§ Directive: Show all lines holding "title".

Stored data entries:
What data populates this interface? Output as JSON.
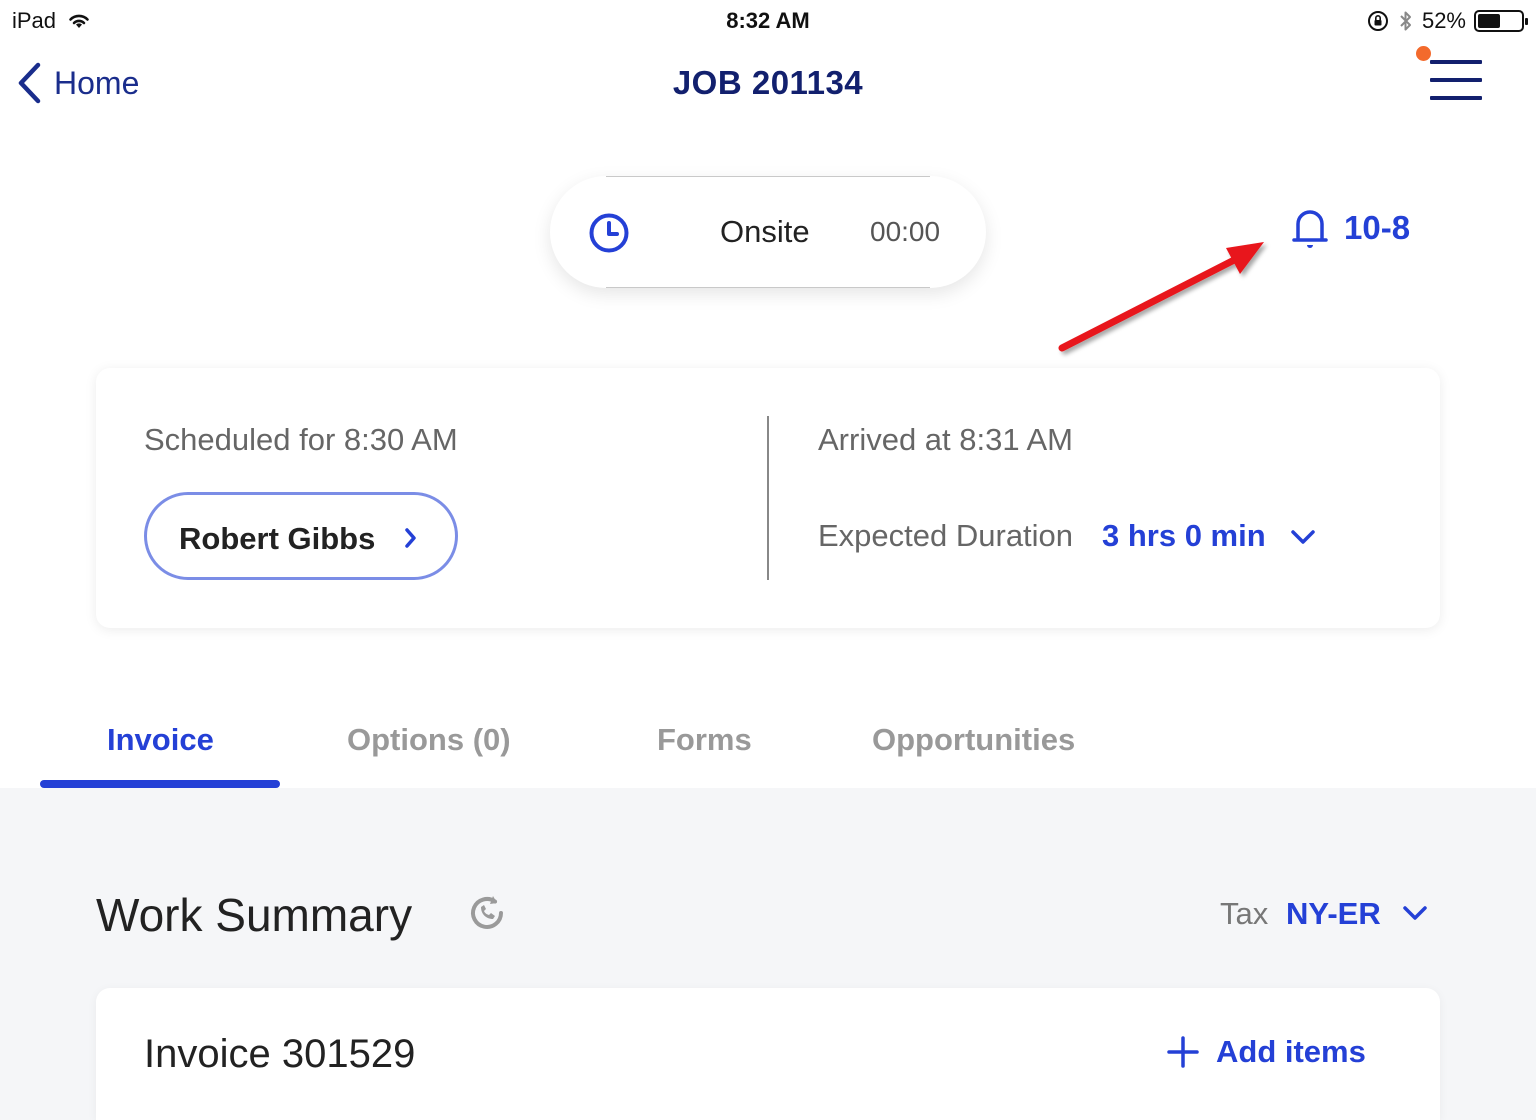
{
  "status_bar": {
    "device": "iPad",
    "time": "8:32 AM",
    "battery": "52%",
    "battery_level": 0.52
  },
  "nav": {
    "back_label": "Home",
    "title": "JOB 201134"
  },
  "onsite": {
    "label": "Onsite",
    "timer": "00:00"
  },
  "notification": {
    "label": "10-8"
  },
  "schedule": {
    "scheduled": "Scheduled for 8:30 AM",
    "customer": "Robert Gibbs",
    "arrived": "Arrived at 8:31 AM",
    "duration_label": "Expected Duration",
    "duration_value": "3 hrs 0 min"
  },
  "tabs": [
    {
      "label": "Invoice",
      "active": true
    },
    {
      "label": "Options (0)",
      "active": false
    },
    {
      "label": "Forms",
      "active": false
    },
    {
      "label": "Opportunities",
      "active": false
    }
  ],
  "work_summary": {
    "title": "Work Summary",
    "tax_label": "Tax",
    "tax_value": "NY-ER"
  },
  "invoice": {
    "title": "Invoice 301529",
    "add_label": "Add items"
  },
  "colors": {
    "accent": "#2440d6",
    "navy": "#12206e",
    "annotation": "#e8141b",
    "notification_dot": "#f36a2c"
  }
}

---

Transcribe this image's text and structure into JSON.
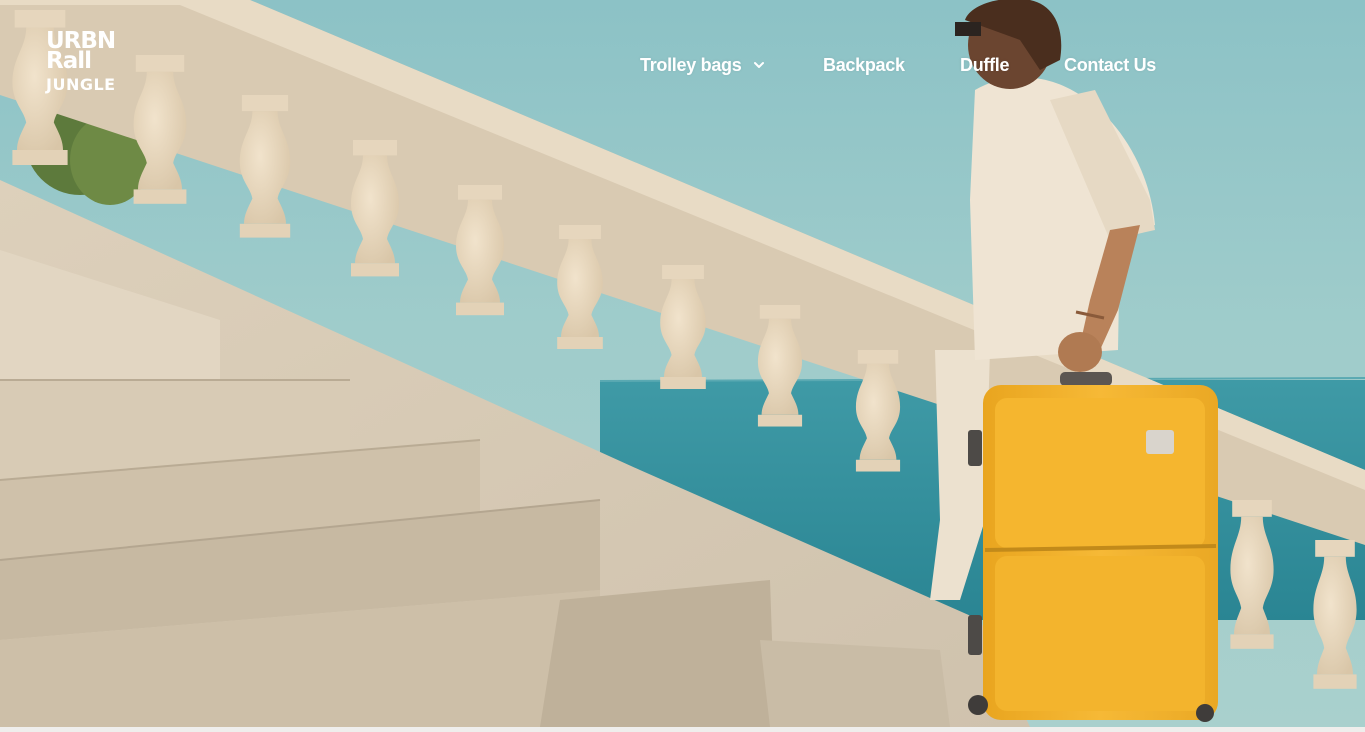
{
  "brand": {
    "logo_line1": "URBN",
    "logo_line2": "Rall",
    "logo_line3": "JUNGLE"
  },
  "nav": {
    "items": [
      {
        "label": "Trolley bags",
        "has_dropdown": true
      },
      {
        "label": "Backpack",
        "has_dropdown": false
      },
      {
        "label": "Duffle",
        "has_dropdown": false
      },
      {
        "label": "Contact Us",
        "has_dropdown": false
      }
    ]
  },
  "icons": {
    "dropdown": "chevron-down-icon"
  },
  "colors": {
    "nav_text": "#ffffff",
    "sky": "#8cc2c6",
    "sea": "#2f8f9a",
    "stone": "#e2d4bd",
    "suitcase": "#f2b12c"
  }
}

§ Task output:
    "title": "JOB 201134"
    "title": "Work Summary",
    "title": "Invoice 301529",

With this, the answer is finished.